[Layout dataset entries]

-- -- --

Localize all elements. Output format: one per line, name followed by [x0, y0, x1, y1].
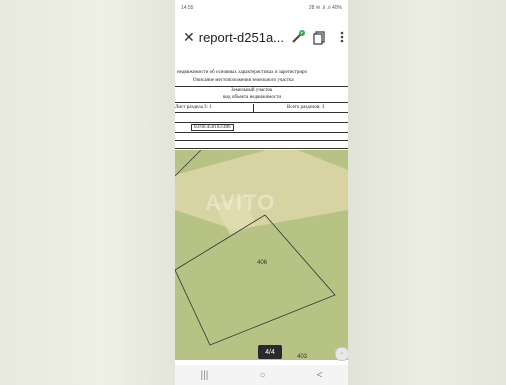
divider [175, 140, 348, 141]
close-icon[interactable]: ✕ [183, 29, 195, 46]
more-vert-icon[interactable] [334, 29, 348, 45]
status-bar: 14:55 28 ✉ .ıl .ıl 40% [175, 0, 348, 16]
page-indicator: 4/4 [258, 345, 282, 359]
sections-right: Всего разделов: 3 [287, 105, 325, 110]
divider [175, 86, 348, 87]
parcel-label: 406 [257, 260, 268, 266]
divider [175, 148, 348, 149]
doc-line-1: недвижимости об основных характеристиках… [177, 70, 308, 75]
status-time: 14:55 [181, 5, 194, 11]
copy-icon[interactable] [312, 29, 328, 45]
sections-left: Лист раздела 3: 1 [175, 105, 212, 110]
watermark: AVITO [205, 190, 276, 215]
app-bar: ✕ report-d251a... + [175, 22, 348, 52]
background-left [0, 0, 175, 385]
home-button[interactable]: ○ [259, 370, 265, 381]
doc-line-4: вид объекта недвижимости [223, 95, 282, 100]
cadastral-map[interactable]: 406 403 AVITO [175, 145, 348, 360]
background-right [348, 0, 506, 385]
cadastral-number: 03:06:450103:406 [191, 124, 234, 131]
divider [175, 112, 348, 113]
svg-text:+: + [300, 31, 303, 37]
document-page: недвижимости об основных характеристиках… [175, 60, 348, 150]
status-icons: 28 ✉ .ıl .ıl 40% [308, 5, 342, 11]
back-button[interactable]: < [317, 370, 323, 381]
corner-label: 403 [297, 354, 308, 360]
doc-line-3: Земельный участок [231, 88, 273, 93]
table-cell-divider [253, 104, 254, 112]
divider [175, 132, 348, 133]
navigation-bar: ||| ○ < [175, 365, 348, 385]
zoom-icon[interactable]: ◦ [335, 347, 348, 361]
recents-button[interactable]: ||| [201, 370, 209, 381]
doc-line-2: Описание местоположения земельного участ… [193, 78, 294, 83]
divider [175, 102, 348, 103]
edit-pen-icon[interactable]: + [290, 29, 306, 45]
document-title: report-d251a... [198, 29, 285, 45]
phone-screen: 14:55 28 ✉ .ıl .ıl 40% ✕ report-d251a...… [175, 0, 348, 385]
divider [175, 122, 348, 123]
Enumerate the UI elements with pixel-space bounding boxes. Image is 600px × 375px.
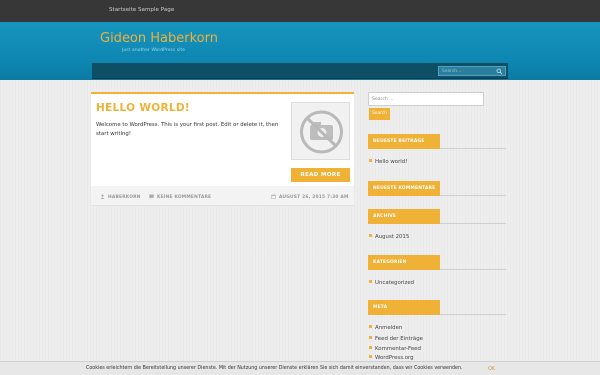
read-more-button[interactable]: READ MORE bbox=[291, 168, 350, 182]
post-thumbnail[interactable] bbox=[291, 102, 350, 160]
widget-link-label: Anmelden bbox=[375, 325, 403, 331]
widget-link-label: August 2015 bbox=[375, 234, 410, 240]
topnav-startseite[interactable]: Startseite bbox=[109, 7, 136, 13]
widget-title-meta: META bbox=[368, 300, 440, 315]
top-bar: Startseite Sample Page bbox=[0, 0, 600, 22]
header-search-placeholder: Search... bbox=[442, 69, 462, 74]
comment-icon bbox=[149, 194, 154, 199]
site-description: Just another WordPress site bbox=[122, 48, 185, 53]
widget-divider bbox=[440, 181, 506, 196]
user-icon bbox=[100, 194, 105, 199]
calendar-icon bbox=[271, 194, 276, 199]
post-comments[interactable]: KEINE KOMMENTARE bbox=[149, 194, 211, 200]
widget-link-august-2015[interactable]: August 2015 bbox=[369, 234, 409, 240]
post-date: AUGUST 26, 2015 7:30 AM bbox=[271, 194, 349, 200]
widget-link-label: Kommentar-Feed bbox=[375, 346, 421, 352]
widget-title-archive: ARCHIVE bbox=[368, 209, 440, 224]
widget-link-kommentar-feed[interactable]: Kommentar-Feed bbox=[369, 346, 421, 352]
post-title[interactable]: HELLO WORLD! bbox=[96, 102, 190, 114]
widget-title-recent-posts: NEUESTE BEITRÄGE bbox=[368, 134, 440, 149]
post-comments-label: KEINE KOMMENTARE bbox=[157, 195, 212, 200]
widget-link-anmelden[interactable]: Anmelden bbox=[369, 325, 402, 331]
post-author[interactable]: HABERKORN bbox=[100, 194, 141, 200]
search-icon[interactable] bbox=[496, 68, 503, 75]
sidebar-search-input[interactable]: Search ... bbox=[368, 92, 484, 106]
widget-link-label: Uncategorized bbox=[375, 280, 415, 286]
widget-title-recent-comments: NEUESTE KOMMENTARE bbox=[368, 181, 440, 196]
sidebar-search-button[interactable]: Search bbox=[369, 108, 390, 120]
header-search-input[interactable]: Search... bbox=[438, 66, 506, 76]
widget-link-feed-eintraege[interactable]: Feed der Einträge bbox=[369, 336, 423, 342]
bullet-icon bbox=[369, 355, 372, 358]
post-excerpt: Welcome to WordPress. This is your first… bbox=[96, 122, 279, 137]
sidebar-search-placeholder: Search ... bbox=[372, 97, 394, 102]
widget-divider bbox=[440, 209, 506, 224]
topnav-sample-page[interactable]: Sample Page bbox=[138, 7, 174, 13]
bullet-icon bbox=[369, 159, 372, 162]
widget-divider bbox=[440, 134, 506, 149]
no-image-camera-icon bbox=[300, 110, 343, 154]
cookie-banner-text: Cookies erleichtern die Bereitstellung u… bbox=[86, 366, 463, 371]
cookie-ok-button[interactable]: OK bbox=[488, 366, 495, 372]
widget-link-uncategorized[interactable]: Uncategorized bbox=[369, 280, 414, 286]
site-title[interactable]: Gideon Haberkorn bbox=[100, 31, 218, 46]
bullet-icon bbox=[369, 325, 372, 328]
widget-divider bbox=[440, 255, 506, 270]
widget-link-label: Hello world! bbox=[375, 159, 408, 165]
widget-link-label: Feed der Einträge bbox=[375, 336, 423, 342]
cookie-banner: Cookies erleichtern die Bereitstellung u… bbox=[0, 361, 600, 375]
post-date-label: AUGUST 26, 2015 7:30 AM bbox=[279, 195, 349, 200]
bullet-icon bbox=[369, 280, 372, 283]
bullet-icon bbox=[369, 234, 372, 237]
widget-link-hello-world[interactable]: Hello world! bbox=[369, 159, 407, 165]
post-author-label: HABERKORN bbox=[108, 195, 141, 200]
widget-title-categories: KATEGORIEN bbox=[368, 255, 440, 270]
bullet-icon bbox=[369, 336, 372, 339]
widget-divider bbox=[440, 300, 506, 315]
bullet-icon bbox=[369, 346, 372, 349]
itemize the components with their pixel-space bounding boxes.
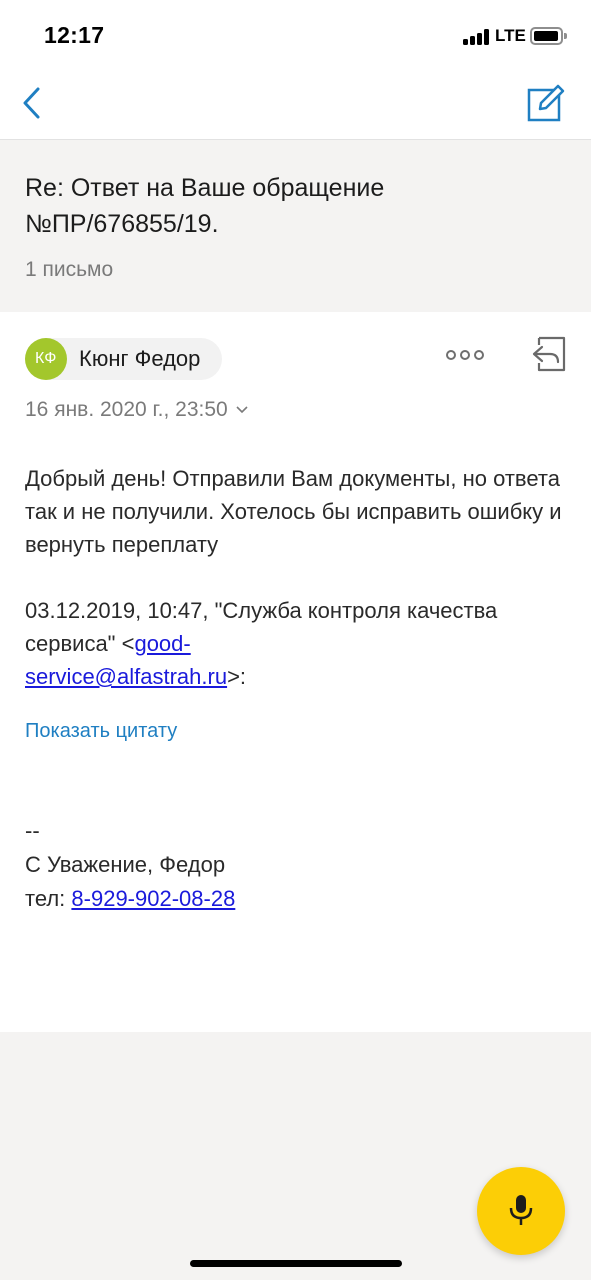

-- -- --

Goal of the exercise >>
Print the records between the line holding "divider [175, 140, 348, 141]" and the line holding "page-indicator: 4/4 [258, 345, 282, 359]", inclusive, without changing anything.

Result for this exercise >>
divider [175, 140, 348, 141]
close-icon[interactable]: ✕ [183, 29, 195, 46]
more-vert-icon[interactable] [334, 29, 348, 45]
status-bar: 14:55 28 ✉ .ıl .ıl 40% [175, 0, 348, 16]
page-indicator: 4/4 [258, 345, 282, 359]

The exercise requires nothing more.